Ausgewählter Textauszug:
Von der Statistik des Elends

Volk. Man rechnete nie mit ihm, da es keine Rechte besaß, nun rechnet es sich selbst mit, und seine Zahlen zermalmen. Mackay.

Die bisherigen Ausführungen verfolgten nur den Zweck, die allgemeinen Zusammenhänge des jüdischen Elendsproblems zu entwickeln, die nach allen Seiten ins Grenzgebiet führenden Wege vom Schutt des Unverstandes bloßzulegen und eine gewisse Freiheit des Gesichtsfeldes — naturgemäß ist es die des Autors — zu schaffen. Sie sind eine Rechtsverwahrung des Autors, gleichsam die Separation seines Standpunktes. Der sachliche Inhalt des Gegenstandes blieb bisnun unerwähnt. In der nüchternen Sprache der Tatsachen soll im Folgenden ein kurzer Abriss der Mannigfaltigkeit des jüdischen Elends in Wien und der Ansätze zu seiner Bekämpfung versucht werden, wobei nicht unerwähnt bleiben soll, dass viele Angaben, namentlich die über das Wohnungselend, auf eigene Erhebungen beruhen, woran auch an seinem Platze noch erinnert werden wird. Wenn hier von Hilfe seitens der Gesellschaft gesprochen wird, so ist es nach dem Vorangegangenen klar, dass nur die provisorischen Hilfsmöglichkeiten der provisorischen Gesellschaft gemeint sein können.


Statistische Angaben sind wenig volkstümliche und daher zur Unwirksamkeit verurteilte Überzeugungsgründe. Unerlässlich sind sie nichtsdestoweniger. Denn sie stellen die einzige Methode der Erfassung und Beschreibung von Massenerscheinungen dar. Ohne Zahlenbelege müsste die wahrheitsgetreueste Schilderung des grausamsten Einzelfalles ohne jegliche Beweiskraft bleiben, weil die Möglichkeit bestünde, dass ein aus individuellen Gründen außergewöhnlicher Notfall mit Unrecht verallgemeinert wird. Die Aufklärung über die Unhaltbarkeit der bestehenden Zustände kann aber erst dann auf Erfolg hoffen, wenn ihr der Nachweis der allgemeinen Verbreitung der rügenswerten Schäden der Gesellschaft gelingt, wenn sie imstande ist, deutlich zu zeigen, dass die in den Einzelschilderungen hervorgehobenen Fälle von Verelendung den Durchschnitt eines sozialen Leidens, also eine Massenerkrankung, darstellen. Die Ausbreitung eines sozialen Gebrechens und der Umfang des in der Einzelschilderung niedergelegten Inhaltes des Elends Begriffes ist nur auf dem Wege einer zahlenmäßigen Darstellung denkbar.

Einträge eines Datensatzes:
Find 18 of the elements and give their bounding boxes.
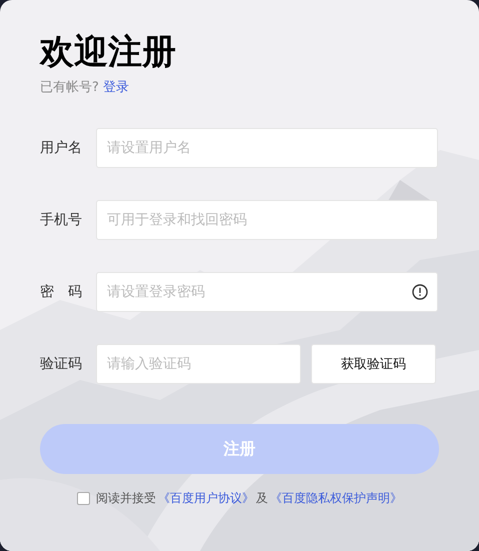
get-code-button[interactable]: 获取验证码 (311, 344, 436, 384)
page-title: 欢迎注册 (40, 31, 177, 74)
field-label: 用户名 (40, 139, 83, 157)
privacy-policy-link[interactable]: 《百度隐私权保护声明》 (270, 490, 402, 507)
agreement-checkbox[interactable] (77, 492, 90, 505)
field-label: 密 码 (40, 283, 83, 301)
field-label: 验证码 (40, 355, 83, 373)
input-field[interactable]: 请设置登录密码 (96, 272, 438, 312)
user-agreement-link[interactable]: 《百度用户协议》 (158, 490, 254, 507)
agreement-text: 阅读并接受 (96, 490, 156, 507)
field-label: 手机号 (40, 211, 83, 229)
agreement-text: 及 (256, 490, 268, 507)
input-field[interactable]: 可用于登录和找回密码 (96, 200, 438, 240)
info-icon[interactable] (412, 284, 428, 300)
login-link[interactable]: 登录 (102, 78, 129, 96)
login-prompt: 已有帐号? (40, 79, 99, 96)
input-field[interactable]: 请设置用户名 (96, 128, 438, 168)
input-field[interactable]: 请输入验证码 (96, 344, 301, 384)
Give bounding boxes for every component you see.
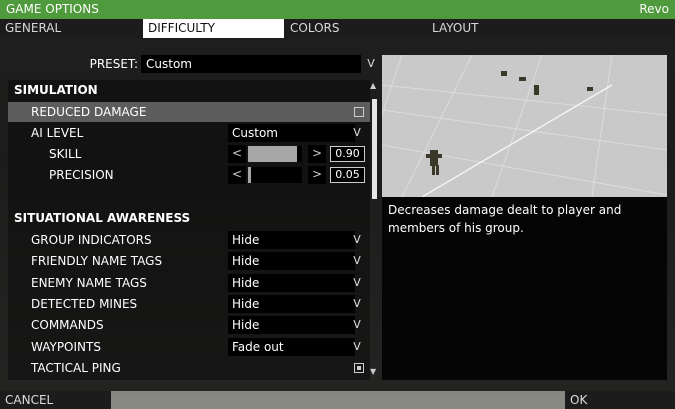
precision-label: PRECISION xyxy=(49,168,114,182)
friendly-name-tags-label: FRIENDLY NAME TAGS xyxy=(31,254,163,268)
group-indicators-label: GROUP INDICATORS xyxy=(31,233,152,247)
tab-bar: GENERAL DIFFICULTY COLORS LAYOUT xyxy=(0,19,675,38)
row-ai-level: AI LEVEL Custom V xyxy=(8,123,370,143)
reduced-damage-label: REDUCED DAMAGE xyxy=(31,105,147,119)
enemy-name-tags-chevron-icon[interactable]: V xyxy=(350,274,364,292)
row-commands: COMMANDS Hide V xyxy=(8,315,370,335)
preset-value: Custom xyxy=(146,57,192,71)
precision-value-field[interactable]: 0.05 xyxy=(330,167,365,183)
row-waypoints: WAYPOINTS Fade out V xyxy=(8,337,370,357)
precision-decrease-button[interactable]: < xyxy=(228,166,246,184)
skill-label: SKILL xyxy=(49,147,82,161)
description-panel: Decreases damage dealt to player and mem… xyxy=(382,197,667,380)
scrollbar-thumb[interactable] xyxy=(372,99,377,199)
waypoints-chevron-icon[interactable]: V xyxy=(350,338,364,356)
user-name: Revo xyxy=(639,2,669,16)
scroll-down-icon[interactable]: ▼ xyxy=(370,367,376,376)
ok-button[interactable]: OK xyxy=(565,391,675,409)
cancel-button[interactable]: CANCEL xyxy=(0,391,111,409)
tab-colors[interactable]: COLORS xyxy=(285,19,426,38)
tab-layout[interactable]: LAYOUT xyxy=(427,19,568,38)
detected-mines-chevron-icon[interactable]: V xyxy=(350,295,364,313)
preset-label: PRESET: xyxy=(89,57,138,71)
section-simulation: SIMULATION xyxy=(14,83,98,97)
row-reduced-damage[interactable]: REDUCED DAMAGE xyxy=(8,102,370,122)
commands-label: COMMANDS xyxy=(31,318,104,332)
friendly-name-tags-chevron-icon[interactable]: V xyxy=(350,252,364,270)
tab-difficulty[interactable]: DIFFICULTY xyxy=(143,19,284,38)
section-situational-awareness: SITUATIONAL AWARENESS xyxy=(14,211,191,225)
skill-slider-fill xyxy=(248,146,297,162)
ai-level-label: AI LEVEL xyxy=(31,126,84,140)
options-scrollbar[interactable]: ▲ ▼ xyxy=(370,81,378,376)
tactical-ping-label: TACTICAL PING xyxy=(31,361,121,375)
reduced-damage-checkbox[interactable] xyxy=(354,107,364,117)
tab-general[interactable]: GENERAL xyxy=(0,19,141,38)
preview-image xyxy=(382,55,667,197)
window-title: GAME OPTIONS xyxy=(6,2,99,16)
preview-scene-icon xyxy=(382,55,667,197)
row-tactical-ping: TACTICAL PING xyxy=(8,358,370,378)
row-skill: SKILL < > 0.90 xyxy=(8,144,370,164)
friendly-name-tags-select[interactable]: Hide xyxy=(228,252,355,270)
skill-value-field[interactable]: 0.90 xyxy=(330,146,365,162)
title-bar: GAME OPTIONS Revo xyxy=(0,0,675,19)
group-indicators-select[interactable]: Hide xyxy=(228,231,355,249)
row-friendly-name-tags: FRIENDLY NAME TAGS Hide V xyxy=(8,251,370,271)
skill-slider[interactable] xyxy=(248,146,302,162)
preset-chevron-icon[interactable]: V xyxy=(364,55,378,73)
row-detected-mines: DETECTED MINES Hide V xyxy=(8,294,370,314)
enemy-name-tags-label: ENEMY NAME TAGS xyxy=(31,276,147,290)
precision-increase-button[interactable]: > xyxy=(308,166,326,184)
detected-mines-select[interactable]: Hide xyxy=(228,295,355,313)
row-precision: PRECISION < > 0.05 xyxy=(8,165,370,185)
description-text: Decreases damage dealt to player and mem… xyxy=(388,203,622,235)
skill-increase-button[interactable]: > xyxy=(308,145,326,163)
options-list: SIMULATION REDUCED DAMAGE AI LEVEL Custo… xyxy=(8,80,370,380)
precision-slider[interactable] xyxy=(248,167,302,183)
ai-level-chevron-icon[interactable]: V xyxy=(350,124,364,142)
waypoints-label: WAYPOINTS xyxy=(31,340,101,354)
group-indicators-chevron-icon[interactable]: V xyxy=(350,231,364,249)
detected-mines-label: DETECTED MINES xyxy=(31,297,138,311)
row-enemy-name-tags: ENEMY NAME TAGS Hide V xyxy=(8,273,370,293)
commands-chevron-icon[interactable]: V xyxy=(350,316,364,334)
ai-level-select[interactable]: Custom xyxy=(228,124,355,142)
preset-select[interactable]: Custom xyxy=(141,55,361,73)
enemy-name-tags-select[interactable]: Hide xyxy=(228,274,355,292)
row-group-indicators: GROUP INDICATORS Hide V xyxy=(8,230,370,250)
waypoints-select[interactable]: Fade out xyxy=(228,338,355,356)
tactical-ping-checkbox[interactable] xyxy=(354,363,364,373)
precision-slider-fill xyxy=(248,167,251,183)
scroll-up-icon[interactable]: ▲ xyxy=(370,81,376,90)
commands-select[interactable]: Hide xyxy=(228,316,355,334)
skill-decrease-button[interactable]: < xyxy=(228,145,246,163)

Aufgabenstellung:
1/ Prüfe, ob die folgenden Aussagen mit dem Textauszug über die Statistik des Elends übereinstimmen. Antworte jeweils mit Ja oder Nein und zitiere die entscheidenden Worte des Textauszugs wörtlich.
(a) Viele Angaben über das Wohnungselend stützen sich auf eigene Erhebungen.
(b) Statistische Angaben gelten im Textauszug als besonders volkstümlich.
(c) Der sachliche Inhalt des Gegenstandes wurde bis zu dieser Stelle ausführlich behandelt.
2/ Beantworte die folgenden Fragen zum Textauszug über die Statistik des Elends.
(a) Wem wird das Motto zu Beginn zugeschrieben?
(b) Auf welche Stadt bezieht sich der angekündigte Abriss des jüdischen Elends?
(c) Wofür stellen statistische Angaben laut Textauszug die einzige Methode dar?
3/ Nimm den Textauszug über die Statistik des Elends nach seinem letzten Satz wieder auf und setze ihn fort.

Lösungen:
1/
(a) Ja: „dass viele Angaben, namentlich die über das Wohnungselend, auf eigene Erhebungen beruhen“.
(b) Nein: „Statistische Angaben sind wenig volkstümliche und daher zur Unwirksamkeit verurteilte Überzeugungsgründe.“
(c) Nein: „Der sachliche Inhalt des Gegenstandes blieb bisnun unerwähnt.“

2/
(a) Das Motto wird Mackay zugeschrieben.
(b) Der Abriss bezieht sich auf Wien.
(c) Sie stellen die einzige Methode der Erfassung und Beschreibung von Massenerscheinungen dar.

3/
Nun ist aber kaum eine statistische Erhebung schwieriger, als die über die Ausbreitung der Not. Die amtlichen Erhebungen, die hier und da zu bestimmten Zwecken gepflogen werden, sind natürlich ebenso unvollständig und leiden unter dem gleichen Stichprobencharakter wie die privaten. Und wenn sie auch vollständig wären! „Die dunkelsten Schattenexistenzen — schreibt Viktor Noack — werden von einer amtlichen Enquete nicht erfasst. Deswegen sind gerade die Zahlen der Statistik, die das bitterste Elend quasi in nuce in sich tragen, nicht als vollkommene Angaben zu bewerten.“ Vollständig sind nur jene Durchzählungen, wie sie etwa anlässlich von Volkszählungen gemacht werden. Die Materialien dieser Art enthalten nun fast nichts von dem, was die zu bestimmten Zwecken unternommenen Erhebungen erfassen wollen, weil bei der Anlegung des Fragebogens gerade jene Einzelheiten nicht berücksichtigt werden können, die bei den Sondererhebungen im Mittelpunkt der Aufmerksamkeit stehen. Überdies sind die Ergebnisse der letzten Volkszählung natürlich längst veraltet. Die sozialpolitischen Erhebungen privater oder amtlicher Natur nehmen in der Regel einen bestimmten Ausschnitt aus den in Betracht kommenden Massenerscheinungen, das Wohnungselend oder das Kinderelend oder eine noch speziellere Frage wie etwa die Tuberkulosesterblichkeit der Kinder und dergleichen zum Gegenstand ihres Beginnens. Die Schwierigkeiten wechseln mit dem gewählten Gebiet, sind aber stets sehr groß.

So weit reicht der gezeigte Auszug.